Reproduce all entries verbatim, with nothing added or dropped.
┌────────
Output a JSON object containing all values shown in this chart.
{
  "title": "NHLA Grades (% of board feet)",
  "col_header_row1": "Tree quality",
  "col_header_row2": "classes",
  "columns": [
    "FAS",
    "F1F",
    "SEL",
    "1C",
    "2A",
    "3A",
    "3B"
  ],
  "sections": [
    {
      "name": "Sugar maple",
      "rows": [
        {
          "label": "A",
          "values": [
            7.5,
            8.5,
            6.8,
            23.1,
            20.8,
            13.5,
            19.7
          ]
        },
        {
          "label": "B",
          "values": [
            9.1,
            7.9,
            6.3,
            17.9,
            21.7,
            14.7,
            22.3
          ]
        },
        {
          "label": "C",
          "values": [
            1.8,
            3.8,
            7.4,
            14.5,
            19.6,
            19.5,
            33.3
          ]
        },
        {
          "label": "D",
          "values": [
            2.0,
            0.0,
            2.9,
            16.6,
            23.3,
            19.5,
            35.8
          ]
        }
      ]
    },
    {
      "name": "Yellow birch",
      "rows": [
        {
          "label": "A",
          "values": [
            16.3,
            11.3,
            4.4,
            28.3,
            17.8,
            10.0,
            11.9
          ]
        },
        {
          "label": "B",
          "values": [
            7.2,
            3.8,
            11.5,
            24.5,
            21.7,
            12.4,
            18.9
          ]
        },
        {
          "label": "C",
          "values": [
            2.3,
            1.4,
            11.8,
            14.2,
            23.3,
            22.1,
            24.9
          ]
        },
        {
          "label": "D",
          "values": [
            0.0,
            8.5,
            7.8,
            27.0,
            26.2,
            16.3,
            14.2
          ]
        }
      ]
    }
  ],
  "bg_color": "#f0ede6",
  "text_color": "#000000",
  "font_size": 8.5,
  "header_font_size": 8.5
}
└────────
__Task answer__.
Output a JSON object containing all values shown in this chart.
{
  "title": "NHLA Grades (% of board feet)",
  "col_header_row1": "Tree quality",
  "col_header_row2": "classes",
  "columns": [
    "FAS",
    "F1F",
    "SEL",
    "1C",
    "2A",
    "3A",
    "3B"
  ],
  "sections": [
    {
      "name": "Sugar maple",
      "rows": [
        {
          "label": "A",
          "values": [
            7.5,
            8.5,
            6.8,
            23.1,
            20.8,
            13.5,
            19.7
          ]
        },
        {
          "label": "B",
          "values": [
            9.1,
            7.9,
            6.3,
            17.9,
            21.7,
            14.7,
            22.3
          ]
        },
        {
          "label": "C",
          "values": [
            1.8,
            3.8,
            7.4,
            14.5,
            19.6,
            19.5,
            33.3
          ]
        },
        {
          "label": "D",
          "values": [
            2.0,
            0.0,
            2.9,
            16.6,
            23.3,
            19.5,
            35.8
          ]
        }
      ]
    },
    {
      "name": "Yellow birch",
      "rows": [
        {
          "label": "A",
          "values": [
            16.3,
            11.3,
            4.4,
            28.3,
            17.8,
            10.0,
            11.9
          ]
        },
        {
          "label": "B",
          "values": [
            7.2,
            3.8,
            11.5,
            24.5,
            21.7,
            12.4,
            18.9
          ]
        },
        {
          "label": "C",
          "values": [
            2.3,
            1.4,
            11.8,
            14.2,
            23.3,
            22.1,
            24.9
          ]
        },
        {
          "label": "D",
          "values": [
            0.0,
            8.5,
            7.8,
            27.0,
            26.2,
            16.3,
            14.2
          ]
        }
      ]
    }
  ],
  "bg_color": "#f0ede6",
  "text_color": "#000000",
  "font_size": 8.5,
  "header_font_size": 8.5
}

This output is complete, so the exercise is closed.